- [Given exercise]: From the listing below, return each line that includes "where".

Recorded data
^^^^
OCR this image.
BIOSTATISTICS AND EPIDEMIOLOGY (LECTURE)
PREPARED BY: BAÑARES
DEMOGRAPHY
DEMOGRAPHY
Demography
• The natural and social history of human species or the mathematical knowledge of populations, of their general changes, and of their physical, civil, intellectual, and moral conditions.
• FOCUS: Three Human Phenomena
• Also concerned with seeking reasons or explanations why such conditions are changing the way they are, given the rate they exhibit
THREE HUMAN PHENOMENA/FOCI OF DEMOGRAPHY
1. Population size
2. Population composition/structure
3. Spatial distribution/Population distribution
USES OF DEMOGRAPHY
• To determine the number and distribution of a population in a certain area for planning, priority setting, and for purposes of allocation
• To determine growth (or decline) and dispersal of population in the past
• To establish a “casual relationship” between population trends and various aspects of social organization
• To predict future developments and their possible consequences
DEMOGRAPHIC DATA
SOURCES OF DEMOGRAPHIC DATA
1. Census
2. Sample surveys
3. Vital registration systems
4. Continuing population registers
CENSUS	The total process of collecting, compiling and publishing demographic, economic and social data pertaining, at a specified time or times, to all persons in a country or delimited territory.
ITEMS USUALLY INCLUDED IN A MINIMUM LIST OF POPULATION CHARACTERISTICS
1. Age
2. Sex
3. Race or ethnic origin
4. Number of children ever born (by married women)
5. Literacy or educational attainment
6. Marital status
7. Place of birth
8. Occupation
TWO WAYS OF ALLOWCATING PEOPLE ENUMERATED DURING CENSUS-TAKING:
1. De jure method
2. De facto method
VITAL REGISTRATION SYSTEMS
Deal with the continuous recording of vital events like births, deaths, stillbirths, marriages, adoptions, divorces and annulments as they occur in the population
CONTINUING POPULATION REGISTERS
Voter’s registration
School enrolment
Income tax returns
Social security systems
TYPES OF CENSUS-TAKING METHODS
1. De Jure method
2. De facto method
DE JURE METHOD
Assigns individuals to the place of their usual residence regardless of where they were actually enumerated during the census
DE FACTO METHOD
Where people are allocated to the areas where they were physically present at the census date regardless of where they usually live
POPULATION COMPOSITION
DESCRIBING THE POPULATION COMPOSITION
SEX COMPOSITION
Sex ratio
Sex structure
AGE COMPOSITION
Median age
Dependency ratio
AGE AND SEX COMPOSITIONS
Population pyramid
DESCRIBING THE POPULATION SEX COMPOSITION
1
^^^^
- [The solution]:
Assigns individuals to the place of their usual residence regardless of where they were actually enumerated during the census
Where people are allocated to the areas where they were physically present at the census date regardless of where they usually live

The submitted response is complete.